▶ Problem
Where a line holds the word "Intensity", copy that line.

▶ Provided data

______

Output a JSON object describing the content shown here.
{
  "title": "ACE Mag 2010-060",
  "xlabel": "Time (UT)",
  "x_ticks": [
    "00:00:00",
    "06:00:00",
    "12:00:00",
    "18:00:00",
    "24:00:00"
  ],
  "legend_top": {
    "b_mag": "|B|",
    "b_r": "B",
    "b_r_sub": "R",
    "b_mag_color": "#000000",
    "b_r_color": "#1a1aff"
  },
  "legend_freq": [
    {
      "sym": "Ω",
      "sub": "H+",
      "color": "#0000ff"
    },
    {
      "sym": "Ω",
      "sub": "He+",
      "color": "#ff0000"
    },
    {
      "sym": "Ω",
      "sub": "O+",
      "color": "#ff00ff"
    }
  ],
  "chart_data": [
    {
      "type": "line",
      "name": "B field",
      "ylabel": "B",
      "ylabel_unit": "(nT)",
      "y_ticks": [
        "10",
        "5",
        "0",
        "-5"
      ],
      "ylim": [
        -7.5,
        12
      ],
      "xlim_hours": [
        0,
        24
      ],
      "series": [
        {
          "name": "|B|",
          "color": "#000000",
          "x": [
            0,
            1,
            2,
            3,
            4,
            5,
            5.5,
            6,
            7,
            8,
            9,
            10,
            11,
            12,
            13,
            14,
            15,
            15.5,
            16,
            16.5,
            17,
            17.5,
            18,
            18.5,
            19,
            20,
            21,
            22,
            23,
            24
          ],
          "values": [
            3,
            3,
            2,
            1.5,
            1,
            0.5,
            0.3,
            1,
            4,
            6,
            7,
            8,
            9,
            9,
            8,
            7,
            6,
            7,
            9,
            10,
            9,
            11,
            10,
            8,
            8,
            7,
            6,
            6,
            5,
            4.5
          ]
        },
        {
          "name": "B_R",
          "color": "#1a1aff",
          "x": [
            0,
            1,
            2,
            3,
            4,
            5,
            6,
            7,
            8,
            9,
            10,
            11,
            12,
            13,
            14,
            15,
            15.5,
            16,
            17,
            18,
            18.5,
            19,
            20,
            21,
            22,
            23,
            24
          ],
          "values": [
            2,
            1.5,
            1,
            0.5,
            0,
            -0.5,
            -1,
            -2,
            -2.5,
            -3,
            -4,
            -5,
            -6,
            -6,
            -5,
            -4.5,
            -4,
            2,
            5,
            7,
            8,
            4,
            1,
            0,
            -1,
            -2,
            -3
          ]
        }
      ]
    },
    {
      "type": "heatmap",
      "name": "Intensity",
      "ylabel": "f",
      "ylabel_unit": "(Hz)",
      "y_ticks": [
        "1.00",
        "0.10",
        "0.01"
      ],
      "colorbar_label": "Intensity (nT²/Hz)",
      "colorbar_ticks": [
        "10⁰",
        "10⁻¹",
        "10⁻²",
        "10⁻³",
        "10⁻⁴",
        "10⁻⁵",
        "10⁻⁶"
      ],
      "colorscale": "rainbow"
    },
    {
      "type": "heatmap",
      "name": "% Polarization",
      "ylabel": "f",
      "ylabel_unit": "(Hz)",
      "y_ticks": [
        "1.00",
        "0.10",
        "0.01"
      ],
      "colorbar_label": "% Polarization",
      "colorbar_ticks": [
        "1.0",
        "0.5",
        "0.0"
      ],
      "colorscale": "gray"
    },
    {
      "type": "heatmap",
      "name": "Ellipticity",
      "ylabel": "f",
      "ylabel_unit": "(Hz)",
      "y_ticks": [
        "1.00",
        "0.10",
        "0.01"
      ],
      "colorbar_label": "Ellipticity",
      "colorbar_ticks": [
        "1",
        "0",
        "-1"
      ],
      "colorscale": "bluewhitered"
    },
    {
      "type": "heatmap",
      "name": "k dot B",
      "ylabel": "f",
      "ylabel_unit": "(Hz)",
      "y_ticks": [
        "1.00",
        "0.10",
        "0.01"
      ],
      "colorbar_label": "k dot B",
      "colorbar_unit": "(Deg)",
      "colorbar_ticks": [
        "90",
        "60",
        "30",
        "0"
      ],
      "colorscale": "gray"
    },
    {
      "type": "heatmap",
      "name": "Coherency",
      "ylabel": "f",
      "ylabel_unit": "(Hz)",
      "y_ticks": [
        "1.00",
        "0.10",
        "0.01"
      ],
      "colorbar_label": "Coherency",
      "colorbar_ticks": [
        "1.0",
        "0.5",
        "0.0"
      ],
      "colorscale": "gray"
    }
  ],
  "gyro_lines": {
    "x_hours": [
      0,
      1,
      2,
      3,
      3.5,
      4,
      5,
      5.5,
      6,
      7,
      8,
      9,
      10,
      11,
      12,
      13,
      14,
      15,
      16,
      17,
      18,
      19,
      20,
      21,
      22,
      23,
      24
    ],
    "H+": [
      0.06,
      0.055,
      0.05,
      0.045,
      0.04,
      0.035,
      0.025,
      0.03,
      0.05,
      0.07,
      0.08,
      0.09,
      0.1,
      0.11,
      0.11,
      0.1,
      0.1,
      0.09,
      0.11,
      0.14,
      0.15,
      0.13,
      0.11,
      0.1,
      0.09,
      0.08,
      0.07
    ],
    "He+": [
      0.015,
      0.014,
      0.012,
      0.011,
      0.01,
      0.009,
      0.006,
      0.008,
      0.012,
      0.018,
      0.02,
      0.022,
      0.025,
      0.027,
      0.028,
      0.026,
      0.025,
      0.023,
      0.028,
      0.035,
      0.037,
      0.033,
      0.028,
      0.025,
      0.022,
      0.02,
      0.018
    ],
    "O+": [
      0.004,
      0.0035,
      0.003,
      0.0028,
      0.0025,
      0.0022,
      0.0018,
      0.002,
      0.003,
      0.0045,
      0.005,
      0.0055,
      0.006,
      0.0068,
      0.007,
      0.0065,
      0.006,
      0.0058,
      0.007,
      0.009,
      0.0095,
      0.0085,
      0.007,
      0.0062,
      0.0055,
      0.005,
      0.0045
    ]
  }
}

______

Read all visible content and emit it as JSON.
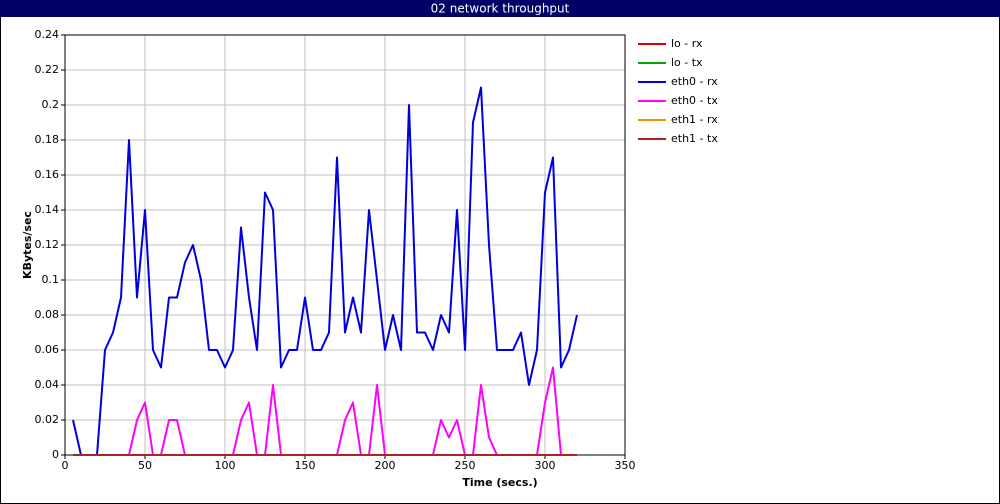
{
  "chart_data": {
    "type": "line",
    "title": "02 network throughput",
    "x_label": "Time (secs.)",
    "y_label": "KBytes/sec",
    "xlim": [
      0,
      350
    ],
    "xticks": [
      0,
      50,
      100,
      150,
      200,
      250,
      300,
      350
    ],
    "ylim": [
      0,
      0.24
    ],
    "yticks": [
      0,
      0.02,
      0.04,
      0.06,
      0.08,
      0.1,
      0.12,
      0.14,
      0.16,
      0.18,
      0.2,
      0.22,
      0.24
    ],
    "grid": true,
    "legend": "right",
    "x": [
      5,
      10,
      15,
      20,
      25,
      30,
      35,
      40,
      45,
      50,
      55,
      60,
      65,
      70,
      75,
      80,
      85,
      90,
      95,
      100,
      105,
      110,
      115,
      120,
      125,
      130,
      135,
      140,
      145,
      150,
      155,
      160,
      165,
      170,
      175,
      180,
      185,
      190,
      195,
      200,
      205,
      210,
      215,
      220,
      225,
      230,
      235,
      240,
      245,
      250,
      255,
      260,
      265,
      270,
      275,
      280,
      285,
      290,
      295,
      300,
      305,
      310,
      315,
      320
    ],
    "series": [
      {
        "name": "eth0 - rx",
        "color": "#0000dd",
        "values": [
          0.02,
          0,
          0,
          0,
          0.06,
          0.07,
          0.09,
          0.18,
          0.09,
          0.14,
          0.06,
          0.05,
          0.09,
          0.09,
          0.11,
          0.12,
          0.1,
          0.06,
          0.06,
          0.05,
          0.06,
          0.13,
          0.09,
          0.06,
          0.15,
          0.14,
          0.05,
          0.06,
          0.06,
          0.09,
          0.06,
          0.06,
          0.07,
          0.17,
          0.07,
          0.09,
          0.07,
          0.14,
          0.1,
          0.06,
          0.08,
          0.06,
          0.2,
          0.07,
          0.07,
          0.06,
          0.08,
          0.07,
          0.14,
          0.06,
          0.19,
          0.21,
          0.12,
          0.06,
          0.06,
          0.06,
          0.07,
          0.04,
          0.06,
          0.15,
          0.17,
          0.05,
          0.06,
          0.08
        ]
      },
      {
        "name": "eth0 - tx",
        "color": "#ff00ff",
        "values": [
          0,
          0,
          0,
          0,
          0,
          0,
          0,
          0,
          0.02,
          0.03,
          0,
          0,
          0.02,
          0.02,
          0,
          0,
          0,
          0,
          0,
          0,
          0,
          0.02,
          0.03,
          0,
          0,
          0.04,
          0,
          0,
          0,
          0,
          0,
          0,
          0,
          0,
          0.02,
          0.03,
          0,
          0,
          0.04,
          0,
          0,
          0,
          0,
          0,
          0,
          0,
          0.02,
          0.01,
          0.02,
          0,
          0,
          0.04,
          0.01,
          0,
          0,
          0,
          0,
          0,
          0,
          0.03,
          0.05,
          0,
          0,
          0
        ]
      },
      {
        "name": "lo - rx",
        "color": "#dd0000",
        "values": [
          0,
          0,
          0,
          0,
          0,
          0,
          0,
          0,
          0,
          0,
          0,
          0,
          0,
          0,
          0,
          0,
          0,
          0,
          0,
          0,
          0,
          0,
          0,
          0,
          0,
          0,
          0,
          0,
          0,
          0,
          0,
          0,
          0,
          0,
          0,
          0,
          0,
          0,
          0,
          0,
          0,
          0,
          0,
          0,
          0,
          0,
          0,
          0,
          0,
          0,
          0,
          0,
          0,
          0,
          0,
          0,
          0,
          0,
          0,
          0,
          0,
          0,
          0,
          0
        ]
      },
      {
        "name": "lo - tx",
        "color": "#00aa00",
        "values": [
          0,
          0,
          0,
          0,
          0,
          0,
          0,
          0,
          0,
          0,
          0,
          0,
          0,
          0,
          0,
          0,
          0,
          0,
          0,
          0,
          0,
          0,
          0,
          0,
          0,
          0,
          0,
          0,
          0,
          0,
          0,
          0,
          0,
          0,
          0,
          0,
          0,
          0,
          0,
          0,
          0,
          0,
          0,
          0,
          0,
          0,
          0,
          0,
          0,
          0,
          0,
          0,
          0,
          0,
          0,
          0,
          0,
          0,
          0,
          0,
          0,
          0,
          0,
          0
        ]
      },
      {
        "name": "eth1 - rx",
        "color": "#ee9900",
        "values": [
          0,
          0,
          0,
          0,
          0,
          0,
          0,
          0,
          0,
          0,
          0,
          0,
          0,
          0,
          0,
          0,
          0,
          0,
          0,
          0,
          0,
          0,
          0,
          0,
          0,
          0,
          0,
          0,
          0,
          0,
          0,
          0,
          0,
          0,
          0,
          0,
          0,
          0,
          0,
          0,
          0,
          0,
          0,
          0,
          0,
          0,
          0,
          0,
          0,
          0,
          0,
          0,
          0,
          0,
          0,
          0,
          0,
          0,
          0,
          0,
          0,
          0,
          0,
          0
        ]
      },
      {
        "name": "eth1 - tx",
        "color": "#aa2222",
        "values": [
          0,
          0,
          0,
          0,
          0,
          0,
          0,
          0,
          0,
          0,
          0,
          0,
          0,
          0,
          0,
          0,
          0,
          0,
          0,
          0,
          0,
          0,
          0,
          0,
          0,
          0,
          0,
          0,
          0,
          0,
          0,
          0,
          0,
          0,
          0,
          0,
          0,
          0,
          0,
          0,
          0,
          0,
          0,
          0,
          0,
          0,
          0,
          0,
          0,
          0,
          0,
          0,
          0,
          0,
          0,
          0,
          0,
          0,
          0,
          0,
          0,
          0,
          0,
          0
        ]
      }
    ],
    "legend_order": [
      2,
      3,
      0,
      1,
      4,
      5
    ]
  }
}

______

▶ Solution below
      "name": "Intensity",
      "colorbar_label": "Intensity (nT²/Hz)",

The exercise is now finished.